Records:
## START

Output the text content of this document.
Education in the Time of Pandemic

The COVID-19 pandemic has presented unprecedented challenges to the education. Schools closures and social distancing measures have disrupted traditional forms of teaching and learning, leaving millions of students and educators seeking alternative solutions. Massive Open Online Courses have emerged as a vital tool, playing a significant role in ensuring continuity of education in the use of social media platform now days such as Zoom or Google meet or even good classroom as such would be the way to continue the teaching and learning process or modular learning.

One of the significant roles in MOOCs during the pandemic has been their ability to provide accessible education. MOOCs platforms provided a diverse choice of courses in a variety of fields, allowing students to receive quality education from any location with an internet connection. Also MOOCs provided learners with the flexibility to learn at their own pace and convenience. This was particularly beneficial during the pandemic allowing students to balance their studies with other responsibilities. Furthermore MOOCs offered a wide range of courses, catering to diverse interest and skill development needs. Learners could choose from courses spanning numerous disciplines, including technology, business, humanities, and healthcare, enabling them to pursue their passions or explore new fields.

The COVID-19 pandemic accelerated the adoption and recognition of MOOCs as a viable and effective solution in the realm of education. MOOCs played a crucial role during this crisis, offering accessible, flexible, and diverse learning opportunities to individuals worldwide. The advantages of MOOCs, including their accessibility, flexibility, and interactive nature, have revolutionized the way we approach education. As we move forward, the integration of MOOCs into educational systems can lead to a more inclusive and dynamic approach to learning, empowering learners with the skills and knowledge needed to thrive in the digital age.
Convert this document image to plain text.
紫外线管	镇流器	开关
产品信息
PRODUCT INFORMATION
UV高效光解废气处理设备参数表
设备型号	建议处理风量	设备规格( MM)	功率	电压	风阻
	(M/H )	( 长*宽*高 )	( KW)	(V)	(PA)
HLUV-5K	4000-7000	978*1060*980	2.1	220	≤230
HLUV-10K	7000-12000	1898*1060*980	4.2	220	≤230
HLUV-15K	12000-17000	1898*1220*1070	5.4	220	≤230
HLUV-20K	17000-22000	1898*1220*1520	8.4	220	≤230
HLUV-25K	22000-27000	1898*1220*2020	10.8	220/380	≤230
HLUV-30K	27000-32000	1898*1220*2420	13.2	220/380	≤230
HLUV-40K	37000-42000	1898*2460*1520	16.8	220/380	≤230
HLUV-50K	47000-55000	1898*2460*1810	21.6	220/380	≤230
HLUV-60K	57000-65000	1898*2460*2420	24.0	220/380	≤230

## END

Take the listing above and write it out again exactly.

Output the text content of this document.
Education in the Time of Pandemic

The COVID-19 pandemic has presented unprecedented challenges to the education. Schools closures and social distancing measures have disrupted traditional forms of teaching and learning, leaving millions of students and educators seeking alternative solutions. Massive Open Online Courses have emerged as a vital tool, playing a significant role in ensuring continuity of education in the use of social media platform now days such as Zoom or Google meet or even good classroom as such would be the way to continue the teaching and learning process or modular learning.

One of the significant roles in MOOCs during the pandemic has been their ability to provide accessible education. MOOCs platforms provided a diverse choice of courses in a variety of fields, allowing students to receive quality education from any location with an internet connection. Also MOOCs provided learners with the flexibility to learn at their own pace and convenience. This was particularly beneficial during the pandemic allowing students to balance their studies with other responsibilities. Furthermore MOOCs offered a wide range of courses, catering to diverse interest and skill development needs. Learners could choose from courses spanning numerous disciplines, including technology, business, humanities, and healthcare, enabling them to pursue their passions or explore new fields.

The COVID-19 pandemic accelerated the adoption and recognition of MOOCs as a viable and effective solution in the realm of education. MOOCs played a crucial role during this crisis, offering accessible, flexible, and diverse learning opportunities to individuals worldwide. The advantages of MOOCs, including their accessibility, flexibility, and interactive nature, have revolutionized the way we approach education. As we move forward, the integration of MOOCs into educational systems can lead to a more inclusive and dynamic approach to learning, empowering learners with the skills and knowledge needed to thrive in the digital age.
Convert this document image to plain text.
紫外线管	镇流器	开关
产品信息
PRODUCT INFORMATION
UV高效光解废气处理设备参数表
设备型号	建议处理风量	设备规格( MM)	功率	电压	风阻
	(M/H )	( 长*宽*高 )	( KW)	(V)	(PA)
HLUV-5K	4000-7000	978*1060*980	2.1	220	≤230
HLUV-10K	7000-12000	1898*1060*980	4.2	220	≤230
HLUV-15K	12000-17000	1898*1220*1070	5.4	220	≤230
HLUV-20K	17000-22000	1898*1220*1520	8.4	220	≤230
HLUV-25K	22000-27000	1898*1220*2020	10.8	220/380	≤230
HLUV-30K	27000-32000	1898*1220*2420	13.2	220/380	≤230
HLUV-40K	37000-42000	1898*2460*1520	16.8	220/380	≤230
HLUV-50K	47000-55000	1898*2460*1810	21.6	220/380	≤230
HLUV-60K	57000-65000	1898*2460*2420	24.0	220/380	≤230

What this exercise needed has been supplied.